§ **Records for this exercise**

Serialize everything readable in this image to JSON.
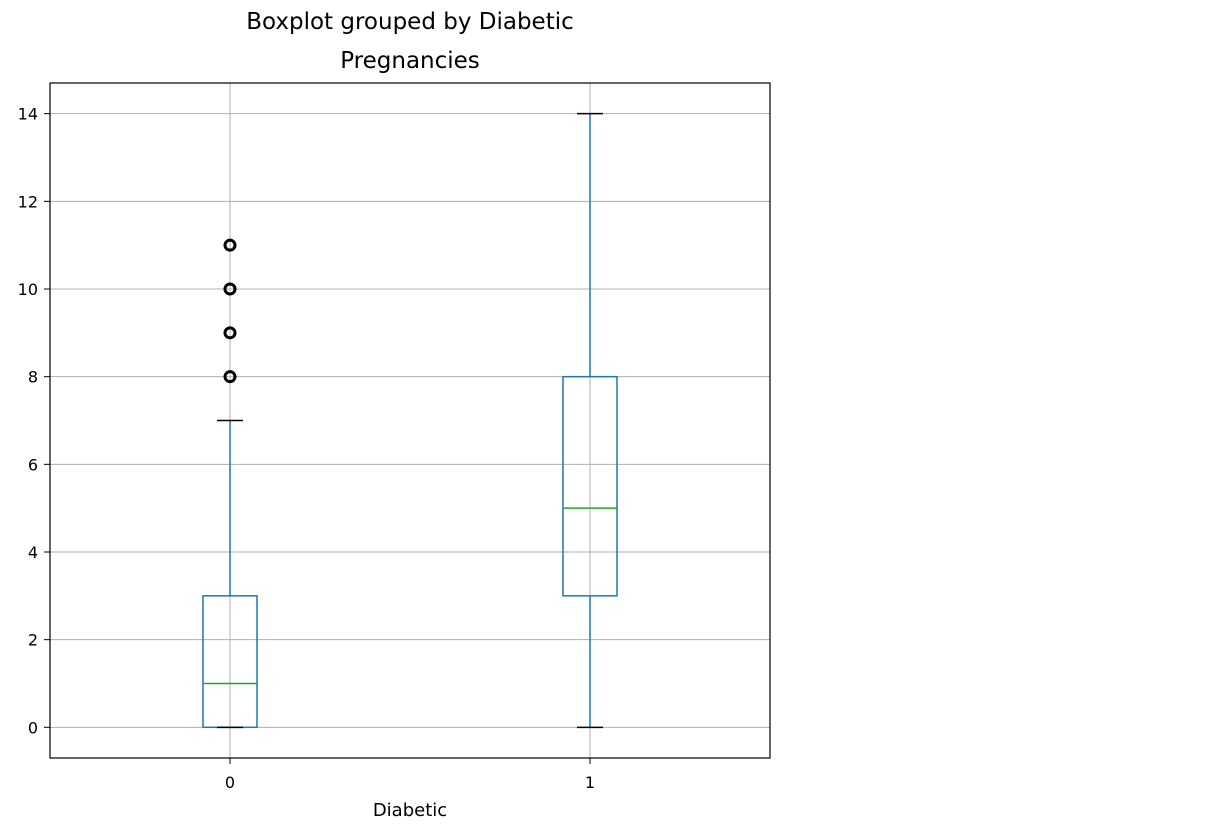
{
  "chart_data": {
    "type": "boxplot",
    "title": "Boxplot grouped by Diabetic",
    "subtitle": "Pregnancies",
    "xlabel": "Diabetic",
    "ylabel": "",
    "ylim": [
      -0.7,
      14.7
    ],
    "yticks": [
      0,
      2,
      4,
      6,
      8,
      10,
      12,
      14
    ],
    "grid": true,
    "categories": [
      "0",
      "1"
    ],
    "boxes": [
      {
        "category": "0",
        "whisker_low": 0,
        "q1": 0,
        "median": 1,
        "q3": 3,
        "whisker_high": 7,
        "outliers": [
          8,
          9,
          10,
          11
        ]
      },
      {
        "category": "1",
        "whisker_low": 0,
        "q1": 3,
        "median": 5,
        "q3": 8,
        "whisker_high": 14,
        "outliers": []
      }
    ],
    "colors": {
      "box": "#1f77b4",
      "median": "#2ca02c",
      "whisker": "#1f77b4",
      "cap": "#000000",
      "flier": "#000000",
      "grid": "#b0b0b0"
    }
  }
}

§ **Aim of the task**
Transcribe the material as is, with images omitted.

§ **Output of the exercise**
Serialize everything readable in this image to JSON.
{
  "chart_data": {
    "type": "boxplot",
    "title": "Boxplot grouped by Diabetic",
    "subtitle": "Pregnancies",
    "xlabel": "Diabetic",
    "ylabel": "",
    "ylim": [
      -0.7,
      14.7
    ],
    "yticks": [
      0,
      2,
      4,
      6,
      8,
      10,
      12,
      14
    ],
    "grid": true,
    "categories": [
      "0",
      "1"
    ],
    "boxes": [
      {
        "category": "0",
        "whisker_low": 0,
        "q1": 0,
        "median": 1,
        "q3": 3,
        "whisker_high": 7,
        "outliers": [
          8,
          9,
          10,
          11
        ]
      },
      {
        "category": "1",
        "whisker_low": 0,
        "q1": 3,
        "median": 5,
        "q3": 8,
        "whisker_high": 14,
        "outliers": []
      }
    ],
    "colors": {
      "box": "#1f77b4",
      "median": "#2ca02c",
      "whisker": "#1f77b4",
      "cap": "#000000",
      "flier": "#000000",
      "grid": "#b0b0b0"
    }
  }
}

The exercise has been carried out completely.